TASK INSTRUCTIONS:
Repeat the lines below exactly as they appear, but leave out the images.

ENTRIES SUPPLIED:
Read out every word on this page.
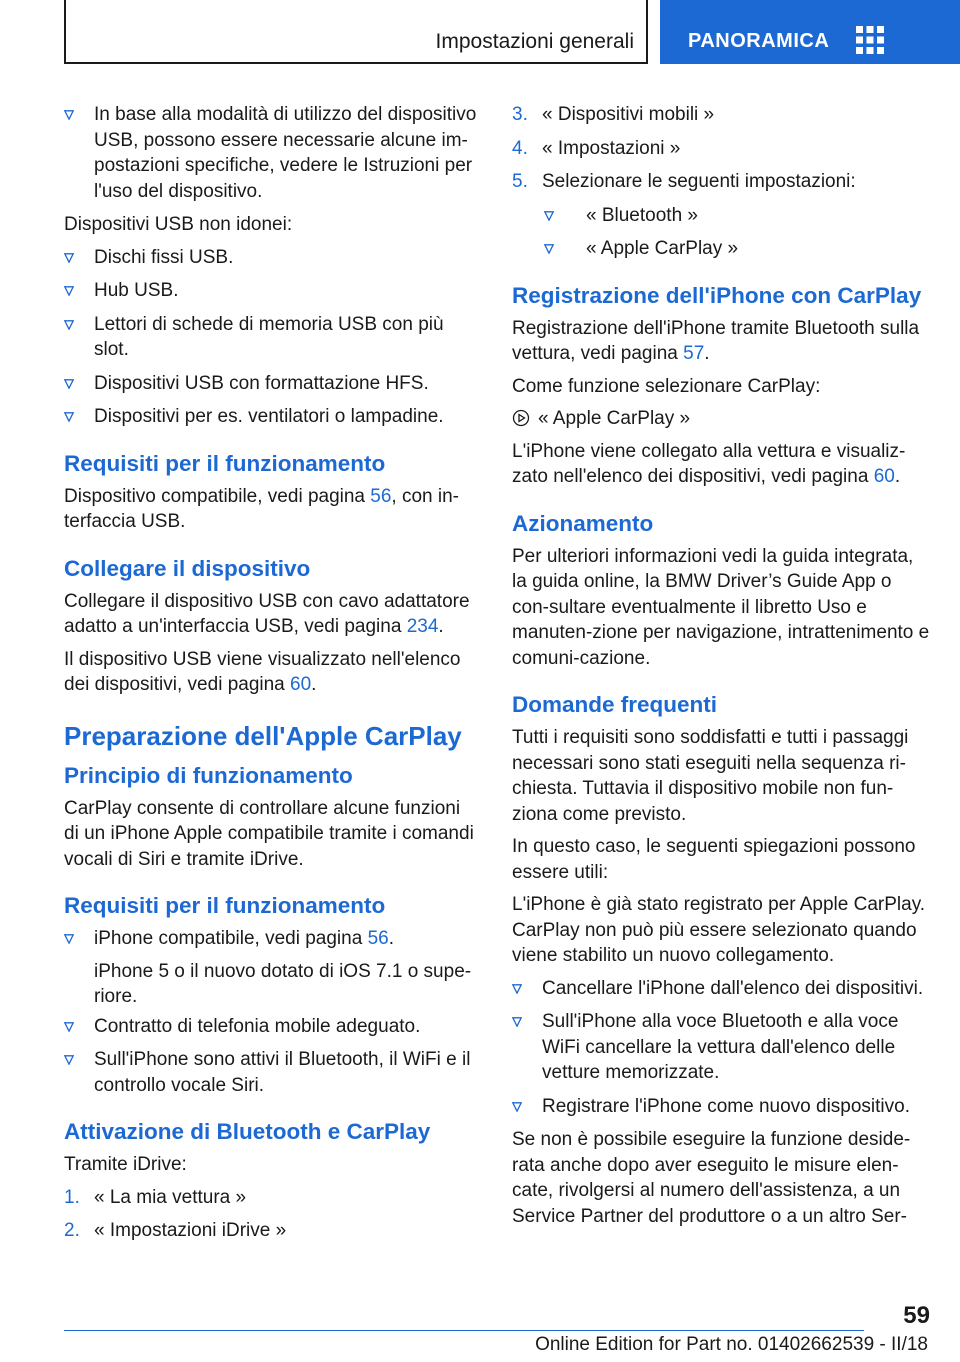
Impostazioni generali	PANORAMICA
In base alla modalità di utilizzo del dispositivo USB, possono essere necessarie alcune im-postazioni specifiche, vedere le Istruzioni per l'uso del dispositivo.

Dispositivi USB non idonei:

Dischi fissi USB.
Hub USB.
Lettori di schede di memoria USB con più slot.
Dispositivi USB con formattazione HFS.
Dispositivi per es. ventilatori o lampadine.
Requisiti per il funzionamento

Dispositivo compatibile, vedi pagina 56, con in-terfaccia USB.

Collegare il dispositivo

Collegare il dispositivo USB con cavo adattatore adatto a un'interfaccia USB, vedi pagina 234.

Il dispositivo USB viene visualizzato nell'elenco dei dispositivi, vedi pagina 60.

Preparazione dell'Apple CarPlay
Principio di funzionamento

CarPlay consente di controllare alcune funzioni di un iPhone Apple compatibile tramite i comandi vocali di Siri e tramite iDrive.

Requisiti per il funzionamento
iPhone compatibile, vedi pagina 56.
iPhone 5 o il nuovo dotato di iOS 7.1 o supe-riore.
Contratto di telefonia mobile adeguato.
Sull'iPhone sono attivi il Bluetooth, il WiFi e il controllo vocale Siri.
Attivazione di Bluetooth e CarPlay

Tramite iDrive:

1. « La mia vettura »
2. « Impostazioni iDrive »
3. « Dispositivi mobili »
4. « Impostazioni »
5. Selezionare le seguenti impostazioni:
« Bluetooth »
« Apple CarPlay »
Registrazione dell'iPhone con CarPlay

Registrazione dell'iPhone tramite Bluetooth sulla vettura, vedi pagina 57.

Come funzione selezionare CarPlay:

« Apple CarPlay »

L'iPhone viene collegato alla vettura e visualiz-zato nell'elenco dei dispositivi, vedi pagina 60.

Azionamento

Per ulteriori informazioni vedi la guida integrata, la guida online, la BMW Driver’s Guide App o con-sultare eventualmente il libretto Uso e manuten-zione per navigazione, intrattenimento e comuni-cazione.

Domande frequenti

Tutti i requisiti sono soddisfatti e tutti i passaggi necessari sono stati eseguiti nella sequenza ri-chiesta. Tuttavia il dispositivo mobile non fun-ziona come previsto.

In questo caso, le seguenti spiegazioni possono essere utili:

L'iPhone è già stato registrato per Apple CarPlay. CarPlay non può più essere selezionato quando viene stabilito un nuovo collegamento.

Cancellare l'iPhone dall'elenco dei dispositivi.
Sull'iPhone alla voce Bluetooth e alla voce WiFi cancellare la vettura dall'elenco delle vetture memorizzate.
Registrare l'iPhone come nuovo dispositivo.

Se non è possibile eseguire la funzione deside-rata anche dopo aver eseguito le misure elen-cate, rivolgersi al numero dell'assistenza, a un Service Partner del produttore o a un altro Ser-

59
Online Edition for Part no. 01402662539 - II/18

THE RESPONSE:
Read out every word on this page.
Impostazioni generali	PANORAMICA
In base alla modalità di utilizzo del dispositivo USB, possono essere necessarie alcune im-postazioni specifiche, vedere le Istruzioni per l'uso del dispositivo.

Dispositivi USB non idonei:

Dischi fissi USB.
Hub USB.
Lettori di schede di memoria USB con più slot.
Dispositivi USB con formattazione HFS.
Dispositivi per es. ventilatori o lampadine.
Requisiti per il funzionamento

Dispositivo compatibile, vedi pagina 56, con in-terfaccia USB.

Collegare il dispositivo

Collegare il dispositivo USB con cavo adattatore adatto a un'interfaccia USB, vedi pagina 234.

Il dispositivo USB viene visualizzato nell'elenco dei dispositivi, vedi pagina 60.

Preparazione dell'Apple CarPlay
Principio di funzionamento

CarPlay consente di controllare alcune funzioni di un iPhone Apple compatibile tramite i comandi vocali di Siri e tramite iDrive.

Requisiti per il funzionamento
iPhone compatibile, vedi pagina 56.
iPhone 5 o il nuovo dotato di iOS 7.1 o supe-riore.
Contratto di telefonia mobile adeguato.
Sull'iPhone sono attivi il Bluetooth, il WiFi e il controllo vocale Siri.
Attivazione di Bluetooth e CarPlay

Tramite iDrive:

1. « La mia vettura »
2. « Impostazioni iDrive »
3. « Dispositivi mobili »
4. « Impostazioni »
5. Selezionare le seguenti impostazioni:
« Bluetooth »
« Apple CarPlay »
Registrazione dell'iPhone con CarPlay

Registrazione dell'iPhone tramite Bluetooth sulla vettura, vedi pagina 57.

Come funzione selezionare CarPlay:

« Apple CarPlay »

L'iPhone viene collegato alla vettura e visualiz-zato nell'elenco dei dispositivi, vedi pagina 60.

Azionamento

Per ulteriori informazioni vedi la guida integrata, la guida online, la BMW Driver’s Guide App o con-sultare eventualmente il libretto Uso e manuten-zione per navigazione, intrattenimento e comuni-cazione.

Domande frequenti

Tutti i requisiti sono soddisfatti e tutti i passaggi necessari sono stati eseguiti nella sequenza ri-chiesta. Tuttavia il dispositivo mobile non fun-ziona come previsto.

In questo caso, le seguenti spiegazioni possono essere utili:

L'iPhone è già stato registrato per Apple CarPlay. CarPlay non può più essere selezionato quando viene stabilito un nuovo collegamento.

Cancellare l'iPhone dall'elenco dei dispositivi.
Sull'iPhone alla voce Bluetooth e alla voce WiFi cancellare la vettura dall'elenco delle vetture memorizzate.
Registrare l'iPhone come nuovo dispositivo.

Se non è possibile eseguire la funzione deside-rata anche dopo aver eseguito le misure elen-cate, rivolgersi al numero dell'assistenza, a un Service Partner del produttore o a un altro Ser-

59
Online Edition for Part no. 01402662539 - II/18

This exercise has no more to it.